# WHAT THIS TASK INVOLVES:
All of the material below is to be returned exactly.

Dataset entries
■ ■ ■ ■ ■ ■ ■

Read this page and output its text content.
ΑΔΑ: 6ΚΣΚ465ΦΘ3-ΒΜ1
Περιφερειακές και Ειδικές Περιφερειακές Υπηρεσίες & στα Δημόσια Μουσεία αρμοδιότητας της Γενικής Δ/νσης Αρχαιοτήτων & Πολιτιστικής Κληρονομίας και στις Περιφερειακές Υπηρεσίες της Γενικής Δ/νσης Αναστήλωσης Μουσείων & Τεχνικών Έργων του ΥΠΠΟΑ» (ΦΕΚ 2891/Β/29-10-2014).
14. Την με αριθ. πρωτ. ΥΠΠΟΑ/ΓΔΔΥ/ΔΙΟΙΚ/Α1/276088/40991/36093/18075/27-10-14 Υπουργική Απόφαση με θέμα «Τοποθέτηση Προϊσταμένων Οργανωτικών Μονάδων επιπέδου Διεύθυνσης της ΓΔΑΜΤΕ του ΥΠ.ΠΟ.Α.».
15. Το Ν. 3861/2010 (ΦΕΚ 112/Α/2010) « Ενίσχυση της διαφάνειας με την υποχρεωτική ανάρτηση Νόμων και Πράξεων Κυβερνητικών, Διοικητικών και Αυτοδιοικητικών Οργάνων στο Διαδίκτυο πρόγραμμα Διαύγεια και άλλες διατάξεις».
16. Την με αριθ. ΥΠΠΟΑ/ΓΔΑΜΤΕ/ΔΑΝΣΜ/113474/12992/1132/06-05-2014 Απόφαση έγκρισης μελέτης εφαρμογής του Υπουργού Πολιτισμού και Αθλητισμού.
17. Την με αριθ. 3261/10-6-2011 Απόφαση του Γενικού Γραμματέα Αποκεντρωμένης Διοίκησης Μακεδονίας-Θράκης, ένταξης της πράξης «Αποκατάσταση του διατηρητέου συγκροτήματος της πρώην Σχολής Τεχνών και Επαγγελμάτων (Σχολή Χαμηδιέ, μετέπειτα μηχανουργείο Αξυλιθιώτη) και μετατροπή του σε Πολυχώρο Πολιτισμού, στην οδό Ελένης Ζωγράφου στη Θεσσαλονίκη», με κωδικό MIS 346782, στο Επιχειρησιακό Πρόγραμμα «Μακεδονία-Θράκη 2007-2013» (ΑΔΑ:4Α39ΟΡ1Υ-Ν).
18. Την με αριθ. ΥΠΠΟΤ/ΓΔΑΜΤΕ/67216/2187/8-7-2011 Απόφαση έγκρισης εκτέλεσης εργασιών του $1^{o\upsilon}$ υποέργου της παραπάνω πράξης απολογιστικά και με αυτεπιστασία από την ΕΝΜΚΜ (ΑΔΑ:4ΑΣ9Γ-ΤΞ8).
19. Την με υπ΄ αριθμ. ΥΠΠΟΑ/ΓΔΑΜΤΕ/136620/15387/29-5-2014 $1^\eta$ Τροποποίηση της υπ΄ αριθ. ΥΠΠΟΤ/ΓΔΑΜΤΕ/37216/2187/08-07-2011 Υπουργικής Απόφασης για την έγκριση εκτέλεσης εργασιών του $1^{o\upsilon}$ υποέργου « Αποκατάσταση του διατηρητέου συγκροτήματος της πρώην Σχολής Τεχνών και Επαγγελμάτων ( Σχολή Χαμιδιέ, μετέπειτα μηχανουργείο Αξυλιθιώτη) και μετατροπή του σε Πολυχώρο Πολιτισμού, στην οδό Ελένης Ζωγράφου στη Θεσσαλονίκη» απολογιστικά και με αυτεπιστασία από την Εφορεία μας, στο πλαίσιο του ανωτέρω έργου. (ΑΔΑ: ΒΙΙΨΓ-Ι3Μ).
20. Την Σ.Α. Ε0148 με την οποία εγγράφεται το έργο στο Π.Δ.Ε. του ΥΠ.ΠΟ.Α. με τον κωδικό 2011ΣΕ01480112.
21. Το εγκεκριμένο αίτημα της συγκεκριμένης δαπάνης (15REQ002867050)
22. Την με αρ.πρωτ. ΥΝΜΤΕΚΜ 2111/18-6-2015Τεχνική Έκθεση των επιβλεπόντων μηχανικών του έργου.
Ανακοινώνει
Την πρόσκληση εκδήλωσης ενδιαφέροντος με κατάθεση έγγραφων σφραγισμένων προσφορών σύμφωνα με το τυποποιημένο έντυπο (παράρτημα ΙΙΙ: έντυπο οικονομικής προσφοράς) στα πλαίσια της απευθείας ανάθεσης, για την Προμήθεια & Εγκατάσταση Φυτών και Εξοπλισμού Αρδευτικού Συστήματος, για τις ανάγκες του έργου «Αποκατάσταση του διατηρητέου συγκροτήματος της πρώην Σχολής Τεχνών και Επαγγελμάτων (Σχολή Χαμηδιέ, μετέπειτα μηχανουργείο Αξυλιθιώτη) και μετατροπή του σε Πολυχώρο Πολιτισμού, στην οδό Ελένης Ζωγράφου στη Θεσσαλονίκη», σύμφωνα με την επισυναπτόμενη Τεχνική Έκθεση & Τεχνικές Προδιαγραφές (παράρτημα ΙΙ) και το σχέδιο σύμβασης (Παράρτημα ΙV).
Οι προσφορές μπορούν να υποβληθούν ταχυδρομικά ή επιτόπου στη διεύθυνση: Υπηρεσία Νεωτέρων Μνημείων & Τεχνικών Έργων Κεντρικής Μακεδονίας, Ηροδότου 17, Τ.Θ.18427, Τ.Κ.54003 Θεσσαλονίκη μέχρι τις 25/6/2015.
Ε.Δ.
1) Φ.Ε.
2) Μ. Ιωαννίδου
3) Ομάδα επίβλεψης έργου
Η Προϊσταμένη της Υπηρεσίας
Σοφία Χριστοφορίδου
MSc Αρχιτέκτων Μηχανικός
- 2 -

■ ■ ■ ■ ■ ■ ■

# REPLY:
Read this page and output its text content.
ΑΔΑ: 6ΚΣΚ465ΦΘ3-ΒΜ1
Περιφερειακές και Ειδικές Περιφερειακές Υπηρεσίες & στα Δημόσια Μουσεία αρμοδιότητας της Γενικής Δ/νσης Αρχαιοτήτων & Πολιτιστικής Κληρονομίας και στις Περιφερειακές Υπηρεσίες της Γενικής Δ/νσης Αναστήλωσης Μουσείων & Τεχνικών Έργων του ΥΠΠΟΑ» (ΦΕΚ 2891/Β/29-10-2014).
14. Την με αριθ. πρωτ. ΥΠΠΟΑ/ΓΔΔΥ/ΔΙΟΙΚ/Α1/276088/40991/36093/18075/27-10-14 Υπουργική Απόφαση με θέμα «Τοποθέτηση Προϊσταμένων Οργανωτικών Μονάδων επιπέδου Διεύθυνσης της ΓΔΑΜΤΕ του ΥΠ.ΠΟ.Α.».
15. Το Ν. 3861/2010 (ΦΕΚ 112/Α/2010) « Ενίσχυση της διαφάνειας με την υποχρεωτική ανάρτηση Νόμων και Πράξεων Κυβερνητικών, Διοικητικών και Αυτοδιοικητικών Οργάνων στο Διαδίκτυο πρόγραμμα Διαύγεια και άλλες διατάξεις».
16. Την με αριθ. ΥΠΠΟΑ/ΓΔΑΜΤΕ/ΔΑΝΣΜ/113474/12992/1132/06-05-2014 Απόφαση έγκρισης μελέτης εφαρμογής του Υπουργού Πολιτισμού και Αθλητισμού.
17. Την με αριθ. 3261/10-6-2011 Απόφαση του Γενικού Γραμματέα Αποκεντρωμένης Διοίκησης Μακεδονίας-Θράκης, ένταξης της πράξης «Αποκατάσταση του διατηρητέου συγκροτήματος της πρώην Σχολής Τεχνών και Επαγγελμάτων (Σχολή Χαμηδιέ, μετέπειτα μηχανουργείο Αξυλιθιώτη) και μετατροπή του σε Πολυχώρο Πολιτισμού, στην οδό Ελένης Ζωγράφου στη Θεσσαλονίκη», με κωδικό MIS 346782, στο Επιχειρησιακό Πρόγραμμα «Μακεδονία-Θράκη 2007-2013» (ΑΔΑ:4Α39ΟΡ1Υ-Ν).
18. Την με αριθ. ΥΠΠΟΤ/ΓΔΑΜΤΕ/67216/2187/8-7-2011 Απόφαση έγκρισης εκτέλεσης εργασιών του $1^{o\upsilon}$ υποέργου της παραπάνω πράξης απολογιστικά και με αυτεπιστασία από την ΕΝΜΚΜ (ΑΔΑ:4ΑΣ9Γ-ΤΞ8).
19. Την με υπ΄ αριθμ. ΥΠΠΟΑ/ΓΔΑΜΤΕ/136620/15387/29-5-2014 $1^\eta$ Τροποποίηση της υπ΄ αριθ. ΥΠΠΟΤ/ΓΔΑΜΤΕ/37216/2187/08-07-2011 Υπουργικής Απόφασης για την έγκριση εκτέλεσης εργασιών του $1^{o\upsilon}$ υποέργου « Αποκατάσταση του διατηρητέου συγκροτήματος της πρώην Σχολής Τεχνών και Επαγγελμάτων ( Σχολή Χαμιδιέ, μετέπειτα μηχανουργείο Αξυλιθιώτη) και μετατροπή του σε Πολυχώρο Πολιτισμού, στην οδό Ελένης Ζωγράφου στη Θεσσαλονίκη» απολογιστικά και με αυτεπιστασία από την Εφορεία μας, στο πλαίσιο του ανωτέρω έργου. (ΑΔΑ: ΒΙΙΨΓ-Ι3Μ).
20. Την Σ.Α. Ε0148 με την οποία εγγράφεται το έργο στο Π.Δ.Ε. του ΥΠ.ΠΟ.Α. με τον κωδικό 2011ΣΕ01480112.
21. Το εγκεκριμένο αίτημα της συγκεκριμένης δαπάνης (15REQ002867050)
22. Την με αρ.πρωτ. ΥΝΜΤΕΚΜ 2111/18-6-2015Τεχνική Έκθεση των επιβλεπόντων μηχανικών του έργου.
Ανακοινώνει
Την πρόσκληση εκδήλωσης ενδιαφέροντος με κατάθεση έγγραφων σφραγισμένων προσφορών σύμφωνα με το τυποποιημένο έντυπο (παράρτημα ΙΙΙ: έντυπο οικονομικής προσφοράς) στα πλαίσια της απευθείας ανάθεσης, για την Προμήθεια & Εγκατάσταση Φυτών και Εξοπλισμού Αρδευτικού Συστήματος, για τις ανάγκες του έργου «Αποκατάσταση του διατηρητέου συγκροτήματος της πρώην Σχολής Τεχνών και Επαγγελμάτων (Σχολή Χαμηδιέ, μετέπειτα μηχανουργείο Αξυλιθιώτη) και μετατροπή του σε Πολυχώρο Πολιτισμού, στην οδό Ελένης Ζωγράφου στη Θεσσαλονίκη», σύμφωνα με την επισυναπτόμενη Τεχνική Έκθεση & Τεχνικές Προδιαγραφές (παράρτημα ΙΙ) και το σχέδιο σύμβασης (Παράρτημα ΙV).
Οι προσφορές μπορούν να υποβληθούν ταχυδρομικά ή επιτόπου στη διεύθυνση: Υπηρεσία Νεωτέρων Μνημείων & Τεχνικών Έργων Κεντρικής Μακεδονίας, Ηροδότου 17, Τ.Θ.18427, Τ.Κ.54003 Θεσσαλονίκη μέχρι τις 25/6/2015.
Ε.Δ.
1) Φ.Ε.
2) Μ. Ιωαννίδου
3) Ομάδα επίβλεψης έργου
Η Προϊσταμένη της Υπηρεσίας
Σοφία Χριστοφορίδου
MSc Αρχιτέκτων Μηχανικός
- 2 -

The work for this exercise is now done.